**Objective**
Copy all of the material below exactly.

########################################

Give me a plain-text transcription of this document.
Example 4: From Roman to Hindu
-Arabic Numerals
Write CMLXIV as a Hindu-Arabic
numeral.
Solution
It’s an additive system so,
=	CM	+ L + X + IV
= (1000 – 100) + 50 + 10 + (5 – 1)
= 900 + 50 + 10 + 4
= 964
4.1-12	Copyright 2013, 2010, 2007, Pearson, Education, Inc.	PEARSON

########################################

**Output of the task**
Give me a plain-text transcription of this document.
Example 4: From Roman to Hindu
-Arabic Numerals
Write CMLXIV as a Hindu-Arabic
numeral.
Solution
It’s an additive system so,
=	CM	+ L + X + IV
= (1000 – 100) + 50 + 10 + (5 – 1)
= 900 + 50 + 10 + 4
= 964
4.1-12	Copyright 2013, 2010, 2007, Pearson, Education, Inc.	PEARSON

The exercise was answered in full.